What you should do:
Only lines with the word "object" are needed; collect each of them from the listing below.

Rows from a figure dataset:
»»

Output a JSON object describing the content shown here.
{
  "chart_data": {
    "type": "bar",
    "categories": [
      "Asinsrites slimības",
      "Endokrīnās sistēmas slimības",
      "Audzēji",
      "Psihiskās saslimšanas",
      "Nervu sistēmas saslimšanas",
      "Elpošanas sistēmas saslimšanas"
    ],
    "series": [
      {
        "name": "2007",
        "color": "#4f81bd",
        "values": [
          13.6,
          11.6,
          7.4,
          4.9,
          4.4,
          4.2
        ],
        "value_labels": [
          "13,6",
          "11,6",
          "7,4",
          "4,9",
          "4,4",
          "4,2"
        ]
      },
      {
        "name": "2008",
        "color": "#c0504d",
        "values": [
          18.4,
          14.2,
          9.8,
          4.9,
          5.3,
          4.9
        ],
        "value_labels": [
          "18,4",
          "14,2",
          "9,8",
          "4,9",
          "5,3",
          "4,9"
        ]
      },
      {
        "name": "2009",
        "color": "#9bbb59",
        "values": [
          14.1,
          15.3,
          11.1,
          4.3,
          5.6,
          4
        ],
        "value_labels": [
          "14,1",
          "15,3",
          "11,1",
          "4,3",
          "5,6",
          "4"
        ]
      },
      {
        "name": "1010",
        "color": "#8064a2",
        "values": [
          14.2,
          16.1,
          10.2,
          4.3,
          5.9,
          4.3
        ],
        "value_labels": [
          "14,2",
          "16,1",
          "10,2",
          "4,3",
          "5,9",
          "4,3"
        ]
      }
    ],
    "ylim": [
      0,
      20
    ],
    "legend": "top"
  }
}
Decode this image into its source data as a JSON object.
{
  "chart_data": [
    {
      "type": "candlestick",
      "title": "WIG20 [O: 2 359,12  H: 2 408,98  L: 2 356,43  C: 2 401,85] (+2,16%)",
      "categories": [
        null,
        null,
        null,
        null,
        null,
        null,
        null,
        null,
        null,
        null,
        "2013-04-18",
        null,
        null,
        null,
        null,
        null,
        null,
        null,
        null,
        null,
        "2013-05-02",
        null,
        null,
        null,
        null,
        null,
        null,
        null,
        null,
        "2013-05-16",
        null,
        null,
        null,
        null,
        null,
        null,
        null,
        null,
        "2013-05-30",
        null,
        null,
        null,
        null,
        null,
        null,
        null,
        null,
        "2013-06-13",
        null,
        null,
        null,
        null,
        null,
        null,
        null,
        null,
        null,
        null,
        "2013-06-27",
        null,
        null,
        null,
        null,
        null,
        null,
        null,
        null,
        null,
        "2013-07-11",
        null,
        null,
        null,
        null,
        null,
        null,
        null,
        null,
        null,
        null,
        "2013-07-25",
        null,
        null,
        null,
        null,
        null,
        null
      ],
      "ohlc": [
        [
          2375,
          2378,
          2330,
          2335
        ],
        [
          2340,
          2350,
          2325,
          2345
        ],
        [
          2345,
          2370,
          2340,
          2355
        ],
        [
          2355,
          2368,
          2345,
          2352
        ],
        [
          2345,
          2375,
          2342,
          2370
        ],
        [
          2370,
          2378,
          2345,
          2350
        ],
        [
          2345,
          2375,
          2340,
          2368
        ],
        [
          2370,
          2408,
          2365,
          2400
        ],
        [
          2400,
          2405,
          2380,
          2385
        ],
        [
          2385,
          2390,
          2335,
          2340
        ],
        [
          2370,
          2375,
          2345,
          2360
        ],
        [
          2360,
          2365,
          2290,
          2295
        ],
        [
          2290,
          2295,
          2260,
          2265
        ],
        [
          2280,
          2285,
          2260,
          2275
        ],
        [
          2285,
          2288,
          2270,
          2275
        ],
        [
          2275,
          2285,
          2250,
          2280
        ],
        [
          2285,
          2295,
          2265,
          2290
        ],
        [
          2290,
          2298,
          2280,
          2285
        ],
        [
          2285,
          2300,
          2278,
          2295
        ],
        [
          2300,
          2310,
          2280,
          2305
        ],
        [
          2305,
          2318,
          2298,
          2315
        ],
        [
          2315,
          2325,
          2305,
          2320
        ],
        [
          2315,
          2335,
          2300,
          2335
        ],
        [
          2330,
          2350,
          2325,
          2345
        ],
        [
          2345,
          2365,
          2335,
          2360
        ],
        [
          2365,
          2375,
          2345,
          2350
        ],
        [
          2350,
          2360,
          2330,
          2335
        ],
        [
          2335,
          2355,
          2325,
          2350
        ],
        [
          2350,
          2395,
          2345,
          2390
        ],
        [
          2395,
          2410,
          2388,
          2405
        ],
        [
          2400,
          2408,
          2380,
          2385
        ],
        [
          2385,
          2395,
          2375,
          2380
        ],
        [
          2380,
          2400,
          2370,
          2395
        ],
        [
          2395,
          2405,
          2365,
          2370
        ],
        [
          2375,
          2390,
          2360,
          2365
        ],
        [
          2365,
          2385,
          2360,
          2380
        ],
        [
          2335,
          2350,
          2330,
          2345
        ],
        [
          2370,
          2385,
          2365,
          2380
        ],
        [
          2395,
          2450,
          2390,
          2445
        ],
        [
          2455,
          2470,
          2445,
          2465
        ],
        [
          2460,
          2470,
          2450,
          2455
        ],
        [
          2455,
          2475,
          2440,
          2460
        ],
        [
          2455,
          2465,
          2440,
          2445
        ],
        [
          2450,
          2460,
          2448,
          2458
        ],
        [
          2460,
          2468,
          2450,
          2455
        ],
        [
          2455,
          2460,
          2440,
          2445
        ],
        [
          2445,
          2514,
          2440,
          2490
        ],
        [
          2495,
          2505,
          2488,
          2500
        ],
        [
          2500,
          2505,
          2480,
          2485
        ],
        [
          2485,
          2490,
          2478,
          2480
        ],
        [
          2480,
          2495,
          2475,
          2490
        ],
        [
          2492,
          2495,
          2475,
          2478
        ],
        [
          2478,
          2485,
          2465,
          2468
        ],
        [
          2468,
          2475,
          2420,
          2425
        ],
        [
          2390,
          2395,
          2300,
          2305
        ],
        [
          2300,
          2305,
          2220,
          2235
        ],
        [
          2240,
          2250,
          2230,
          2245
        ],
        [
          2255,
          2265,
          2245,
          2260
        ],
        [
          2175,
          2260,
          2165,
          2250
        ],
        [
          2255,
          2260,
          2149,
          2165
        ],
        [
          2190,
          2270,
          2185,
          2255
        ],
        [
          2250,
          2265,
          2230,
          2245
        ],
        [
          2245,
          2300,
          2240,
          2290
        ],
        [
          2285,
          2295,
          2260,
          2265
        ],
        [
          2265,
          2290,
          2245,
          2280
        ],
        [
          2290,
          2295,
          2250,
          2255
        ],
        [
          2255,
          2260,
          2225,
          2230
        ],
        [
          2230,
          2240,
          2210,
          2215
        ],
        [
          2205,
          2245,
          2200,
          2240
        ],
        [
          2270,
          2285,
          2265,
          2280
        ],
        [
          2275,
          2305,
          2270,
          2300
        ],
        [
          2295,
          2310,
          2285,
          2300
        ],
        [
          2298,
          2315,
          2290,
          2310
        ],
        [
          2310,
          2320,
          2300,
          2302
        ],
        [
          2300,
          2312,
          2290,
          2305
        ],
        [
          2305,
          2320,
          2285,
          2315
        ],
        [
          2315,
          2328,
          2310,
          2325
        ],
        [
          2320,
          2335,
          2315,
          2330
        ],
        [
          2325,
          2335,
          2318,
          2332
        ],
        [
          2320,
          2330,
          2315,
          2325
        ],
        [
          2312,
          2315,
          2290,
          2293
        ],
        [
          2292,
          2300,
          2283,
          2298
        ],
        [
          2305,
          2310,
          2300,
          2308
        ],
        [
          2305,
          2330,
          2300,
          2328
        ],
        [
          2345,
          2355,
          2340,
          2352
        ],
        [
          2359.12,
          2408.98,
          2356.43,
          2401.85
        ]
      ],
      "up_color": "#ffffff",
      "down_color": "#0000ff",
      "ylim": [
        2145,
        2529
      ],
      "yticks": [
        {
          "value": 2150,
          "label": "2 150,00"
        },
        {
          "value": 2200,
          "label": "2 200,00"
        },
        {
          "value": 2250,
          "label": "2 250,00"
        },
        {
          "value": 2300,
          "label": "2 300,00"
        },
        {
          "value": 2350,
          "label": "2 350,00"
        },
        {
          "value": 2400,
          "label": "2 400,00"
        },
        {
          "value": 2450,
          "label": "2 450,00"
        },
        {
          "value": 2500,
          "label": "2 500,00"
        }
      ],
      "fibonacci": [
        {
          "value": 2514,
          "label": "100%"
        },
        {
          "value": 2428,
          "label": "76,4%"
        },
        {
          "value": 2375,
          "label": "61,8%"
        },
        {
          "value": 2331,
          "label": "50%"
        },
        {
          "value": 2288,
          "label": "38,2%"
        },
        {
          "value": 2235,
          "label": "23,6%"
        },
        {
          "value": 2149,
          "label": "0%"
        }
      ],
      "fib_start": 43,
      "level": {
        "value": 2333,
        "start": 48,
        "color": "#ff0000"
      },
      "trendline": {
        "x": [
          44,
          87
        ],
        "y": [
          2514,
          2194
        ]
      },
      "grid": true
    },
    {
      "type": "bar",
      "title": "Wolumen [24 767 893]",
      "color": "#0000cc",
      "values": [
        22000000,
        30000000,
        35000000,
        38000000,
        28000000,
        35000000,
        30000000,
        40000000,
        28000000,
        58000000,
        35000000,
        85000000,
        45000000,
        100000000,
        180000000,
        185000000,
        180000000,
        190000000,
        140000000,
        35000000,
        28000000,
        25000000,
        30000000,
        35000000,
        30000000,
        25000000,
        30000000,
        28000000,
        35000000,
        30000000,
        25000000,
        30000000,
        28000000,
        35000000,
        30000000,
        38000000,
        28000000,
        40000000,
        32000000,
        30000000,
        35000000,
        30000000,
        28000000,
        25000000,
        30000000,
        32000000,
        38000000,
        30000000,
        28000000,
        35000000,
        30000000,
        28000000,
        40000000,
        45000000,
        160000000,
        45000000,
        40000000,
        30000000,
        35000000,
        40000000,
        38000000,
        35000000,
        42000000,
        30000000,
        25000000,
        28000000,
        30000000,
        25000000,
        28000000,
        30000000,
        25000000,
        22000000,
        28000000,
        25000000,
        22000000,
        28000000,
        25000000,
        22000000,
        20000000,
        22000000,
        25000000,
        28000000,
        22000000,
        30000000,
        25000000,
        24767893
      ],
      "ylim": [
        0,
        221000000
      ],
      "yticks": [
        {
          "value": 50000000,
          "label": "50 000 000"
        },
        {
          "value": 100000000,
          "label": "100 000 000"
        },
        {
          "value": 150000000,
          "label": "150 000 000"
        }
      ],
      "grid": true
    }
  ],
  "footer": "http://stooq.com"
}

««

Right answer:
Output a JSON object describing the content shown here.
Decode this image into its source data as a JSON object.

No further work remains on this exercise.